→ **What to produce**
Write down every entry below once more, exactly.

[Raw records]
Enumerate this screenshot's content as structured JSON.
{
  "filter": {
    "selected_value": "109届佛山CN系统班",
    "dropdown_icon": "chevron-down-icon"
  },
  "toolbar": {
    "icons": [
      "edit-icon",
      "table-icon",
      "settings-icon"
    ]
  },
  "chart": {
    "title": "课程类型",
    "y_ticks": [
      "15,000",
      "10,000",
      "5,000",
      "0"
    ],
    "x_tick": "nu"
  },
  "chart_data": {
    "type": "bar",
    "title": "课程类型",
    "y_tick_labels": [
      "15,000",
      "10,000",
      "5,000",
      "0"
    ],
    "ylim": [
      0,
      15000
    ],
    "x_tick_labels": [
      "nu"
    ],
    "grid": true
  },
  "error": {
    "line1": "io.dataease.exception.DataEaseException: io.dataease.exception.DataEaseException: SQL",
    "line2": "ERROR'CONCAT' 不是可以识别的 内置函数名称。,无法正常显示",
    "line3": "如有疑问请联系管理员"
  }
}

→ **Written answer**
Enumerate this screenshot's content as structured JSON.
{
  "filter": {
    "selected_value": "109届佛山CN系统班",
    "dropdown_icon": "chevron-down-icon"
  },
  "toolbar": {
    "icons": [
      "edit-icon",
      "table-icon",
      "settings-icon"
    ]
  },
  "chart": {
    "title": "课程类型",
    "y_ticks": [
      "15,000",
      "10,000",
      "5,000",
      "0"
    ],
    "x_tick": "nu"
  },
  "chart_data": {
    "type": "bar",
    "title": "课程类型",
    "y_tick_labels": [
      "15,000",
      "10,000",
      "5,000",
      "0"
    ],
    "ylim": [
      0,
      15000
    ],
    "x_tick_labels": [
      "nu"
    ],
    "grid": true
  },
  "error": {
    "line1": "io.dataease.exception.DataEaseException: io.dataease.exception.DataEaseException: SQL",
    "line2": "ERROR'CONCAT' 不是可以识别的 内置函数名称。,无法正常显示",
    "line3": "如有疑问请联系管理员"
  }
}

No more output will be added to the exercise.